### Records shown
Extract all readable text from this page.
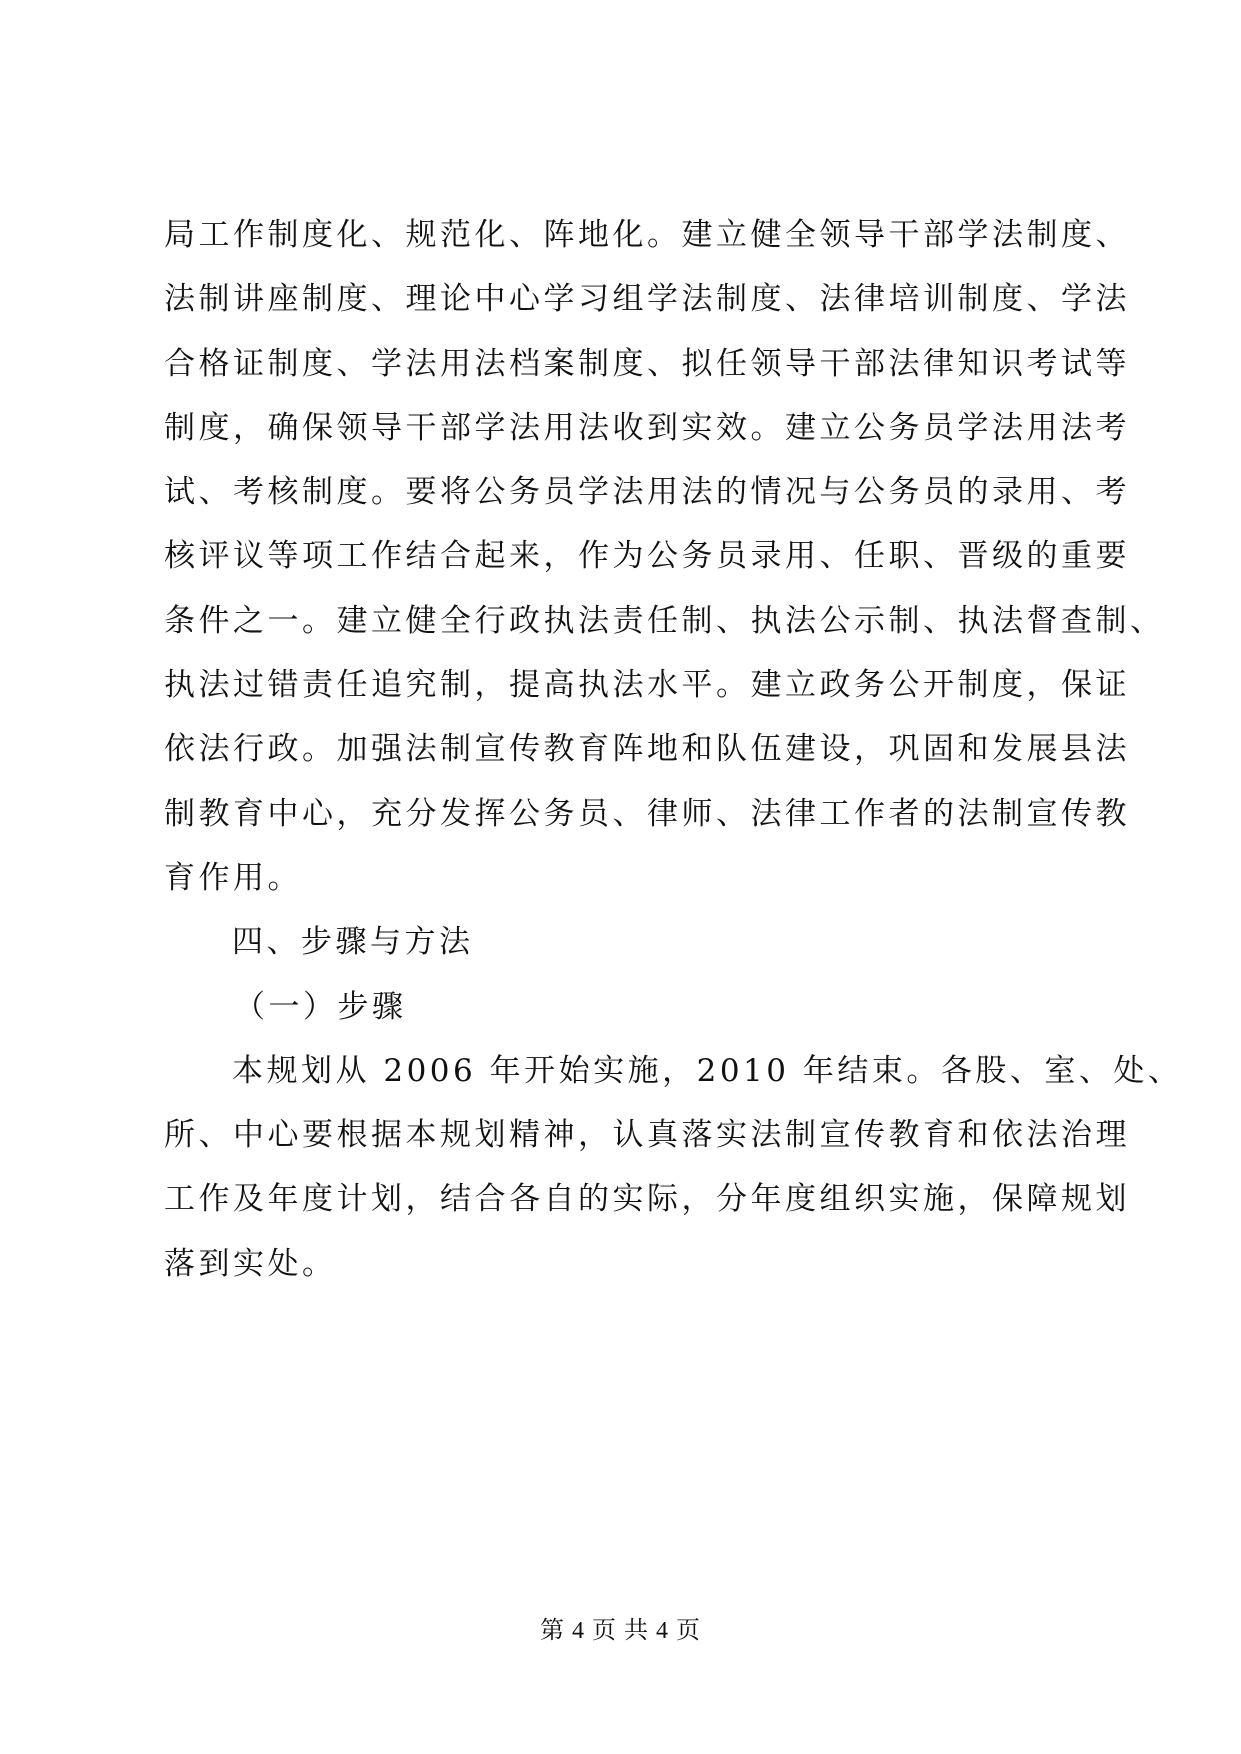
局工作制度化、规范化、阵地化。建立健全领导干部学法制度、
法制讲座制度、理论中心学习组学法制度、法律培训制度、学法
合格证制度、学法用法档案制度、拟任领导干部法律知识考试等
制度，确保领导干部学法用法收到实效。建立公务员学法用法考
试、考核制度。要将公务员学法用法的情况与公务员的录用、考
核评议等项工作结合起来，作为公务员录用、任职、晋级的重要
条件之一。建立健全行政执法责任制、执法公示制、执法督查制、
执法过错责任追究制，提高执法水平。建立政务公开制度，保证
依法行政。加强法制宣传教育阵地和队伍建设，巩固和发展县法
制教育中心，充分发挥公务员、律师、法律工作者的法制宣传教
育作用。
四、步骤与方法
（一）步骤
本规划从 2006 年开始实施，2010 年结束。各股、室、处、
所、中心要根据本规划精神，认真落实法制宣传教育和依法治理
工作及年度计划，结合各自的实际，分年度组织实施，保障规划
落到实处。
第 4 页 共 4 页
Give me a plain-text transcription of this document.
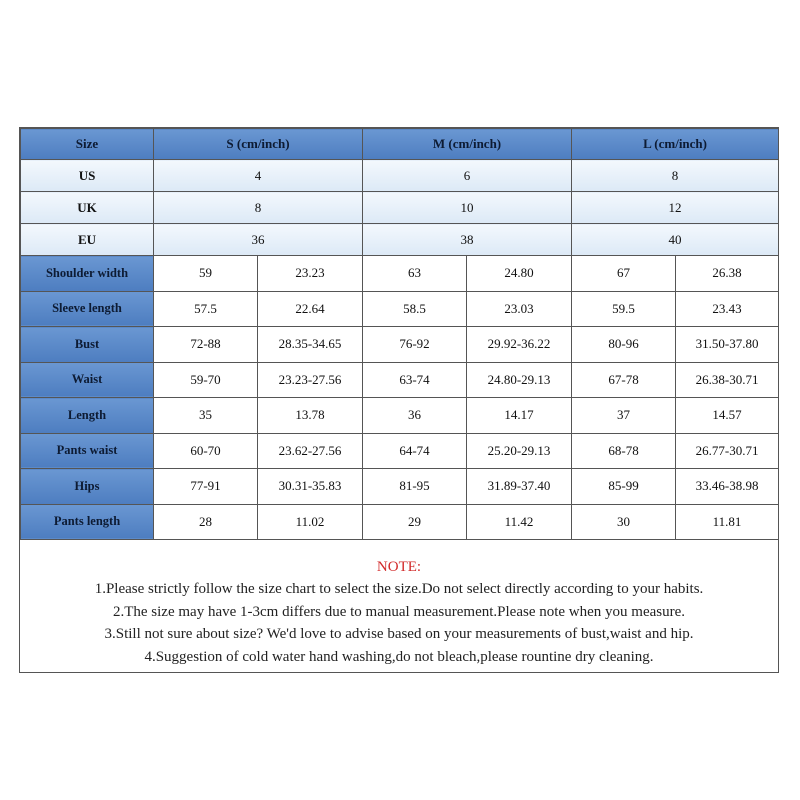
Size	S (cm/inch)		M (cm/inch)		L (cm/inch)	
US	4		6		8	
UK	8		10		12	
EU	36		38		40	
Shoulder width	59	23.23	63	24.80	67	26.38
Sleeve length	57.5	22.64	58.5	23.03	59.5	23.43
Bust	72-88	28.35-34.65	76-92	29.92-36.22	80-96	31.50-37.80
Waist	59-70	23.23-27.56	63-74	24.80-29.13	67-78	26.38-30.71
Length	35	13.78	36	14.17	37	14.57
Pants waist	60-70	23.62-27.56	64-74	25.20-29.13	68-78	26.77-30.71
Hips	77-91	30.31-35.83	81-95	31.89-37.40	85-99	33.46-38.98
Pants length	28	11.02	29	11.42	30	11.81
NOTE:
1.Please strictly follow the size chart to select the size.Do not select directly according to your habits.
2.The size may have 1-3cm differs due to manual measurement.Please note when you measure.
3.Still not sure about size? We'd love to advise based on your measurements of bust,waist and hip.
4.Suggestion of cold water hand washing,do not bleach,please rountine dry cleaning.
...
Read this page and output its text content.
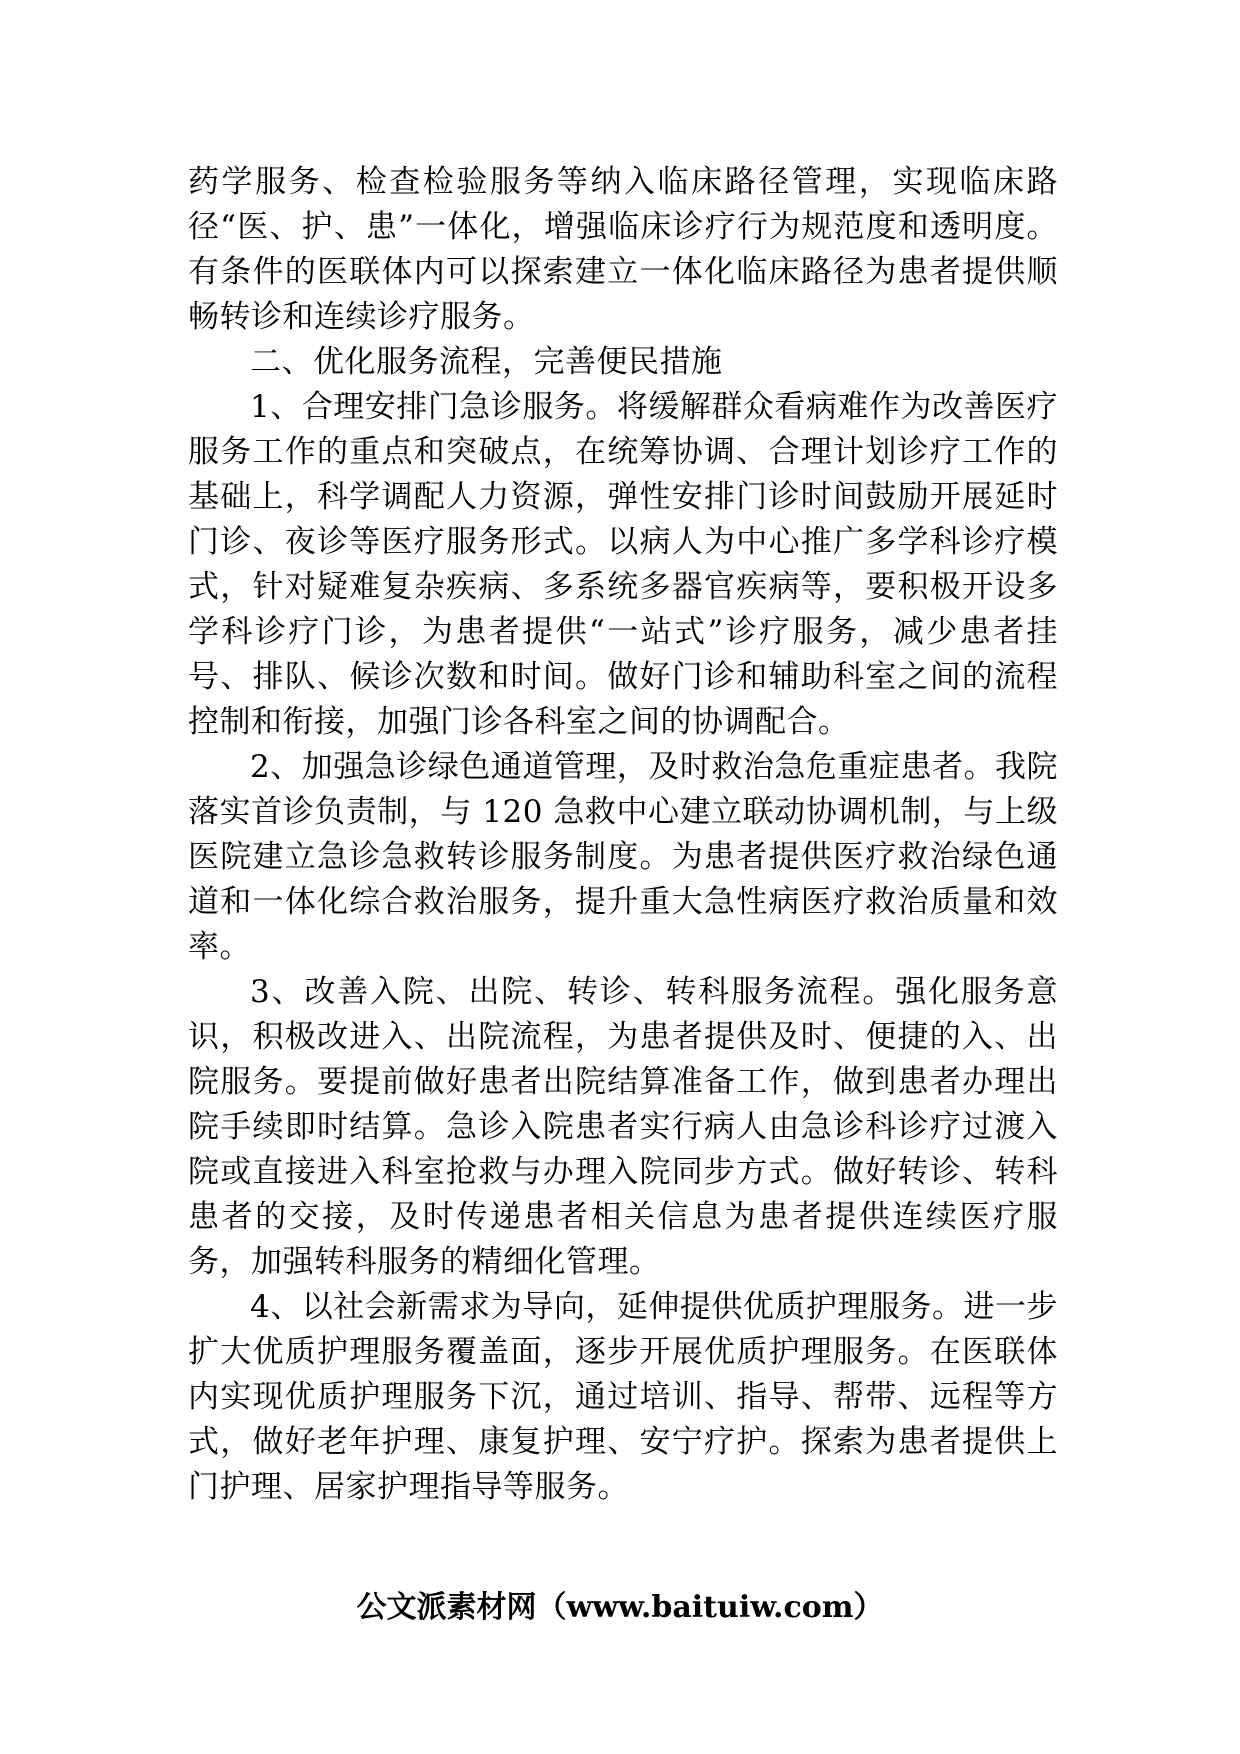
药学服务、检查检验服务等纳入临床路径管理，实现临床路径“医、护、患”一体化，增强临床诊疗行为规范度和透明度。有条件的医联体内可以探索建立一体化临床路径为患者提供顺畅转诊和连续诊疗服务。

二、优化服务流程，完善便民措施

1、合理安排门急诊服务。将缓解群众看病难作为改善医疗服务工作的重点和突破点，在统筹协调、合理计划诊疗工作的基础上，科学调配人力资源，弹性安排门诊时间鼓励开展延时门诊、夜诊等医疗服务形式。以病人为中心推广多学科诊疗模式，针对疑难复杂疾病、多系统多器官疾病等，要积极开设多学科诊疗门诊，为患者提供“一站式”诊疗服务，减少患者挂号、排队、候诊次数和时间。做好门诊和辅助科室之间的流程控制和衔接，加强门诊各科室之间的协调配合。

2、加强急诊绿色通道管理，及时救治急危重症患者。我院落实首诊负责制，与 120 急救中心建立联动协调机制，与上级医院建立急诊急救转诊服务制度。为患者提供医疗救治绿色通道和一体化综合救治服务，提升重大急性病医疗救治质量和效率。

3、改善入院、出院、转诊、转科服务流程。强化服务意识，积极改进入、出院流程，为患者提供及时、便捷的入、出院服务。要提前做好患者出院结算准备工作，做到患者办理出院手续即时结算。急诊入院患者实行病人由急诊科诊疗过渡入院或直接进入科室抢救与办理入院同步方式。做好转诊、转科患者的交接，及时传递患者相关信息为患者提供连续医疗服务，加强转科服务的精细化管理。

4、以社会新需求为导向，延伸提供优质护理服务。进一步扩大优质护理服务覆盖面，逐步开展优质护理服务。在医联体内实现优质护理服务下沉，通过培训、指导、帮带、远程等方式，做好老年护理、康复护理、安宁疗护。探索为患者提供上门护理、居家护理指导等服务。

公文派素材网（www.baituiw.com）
==
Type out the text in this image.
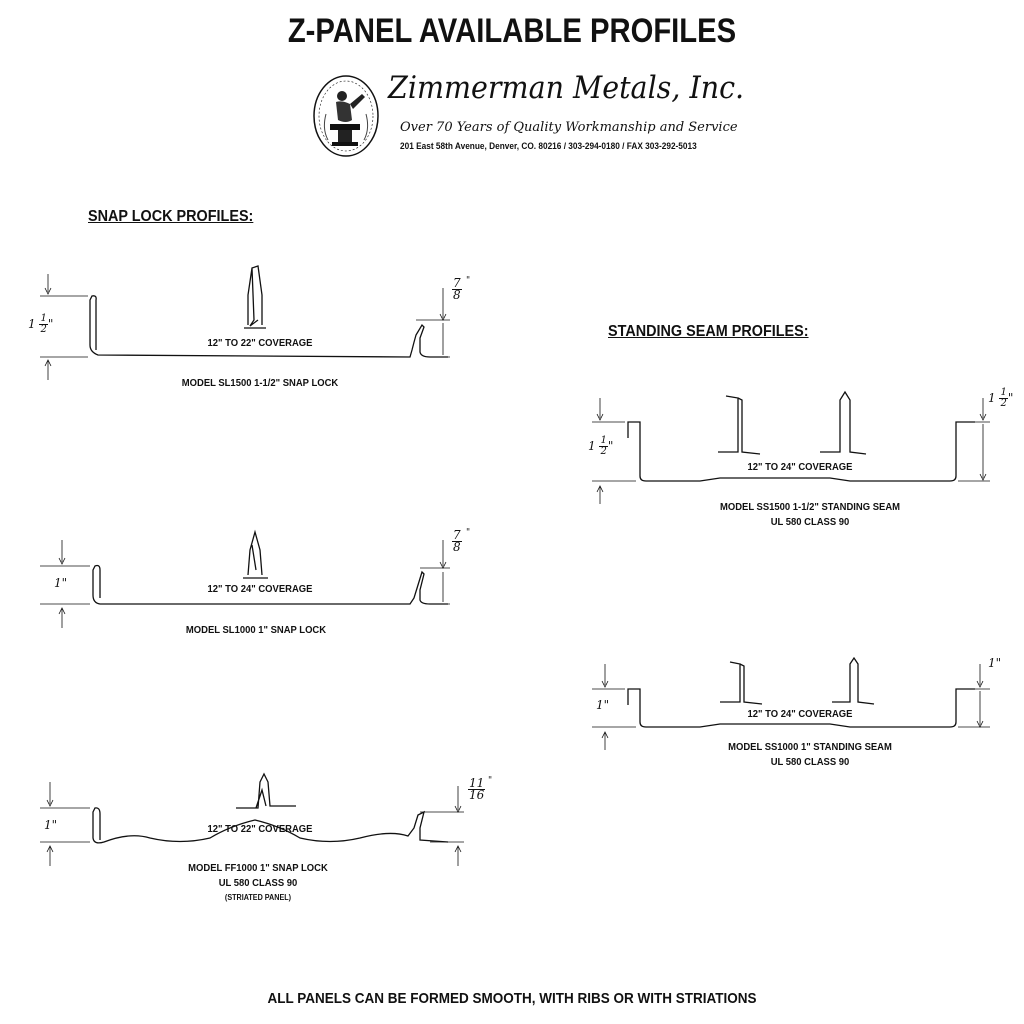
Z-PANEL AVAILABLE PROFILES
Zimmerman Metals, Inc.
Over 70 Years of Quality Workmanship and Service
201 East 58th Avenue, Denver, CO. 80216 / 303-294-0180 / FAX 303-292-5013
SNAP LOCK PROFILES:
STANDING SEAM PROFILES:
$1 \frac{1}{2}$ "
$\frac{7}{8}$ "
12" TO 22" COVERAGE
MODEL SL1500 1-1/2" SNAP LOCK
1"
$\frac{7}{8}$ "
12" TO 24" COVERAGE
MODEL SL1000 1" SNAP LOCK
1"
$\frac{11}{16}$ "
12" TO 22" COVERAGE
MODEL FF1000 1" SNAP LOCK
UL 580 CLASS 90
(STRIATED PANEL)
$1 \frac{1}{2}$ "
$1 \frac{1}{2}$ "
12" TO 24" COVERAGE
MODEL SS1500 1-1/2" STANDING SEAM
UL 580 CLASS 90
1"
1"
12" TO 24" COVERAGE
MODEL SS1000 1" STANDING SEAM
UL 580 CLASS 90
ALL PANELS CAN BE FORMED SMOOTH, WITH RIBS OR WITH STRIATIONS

### Written problem
Gather and return every line that holds the string "STANDING".

### Complete response
STANDING SEAM PROFILES:
MODEL SS1500 1-1/2" STANDING SEAM
MODEL SS1000 1" STANDING SEAM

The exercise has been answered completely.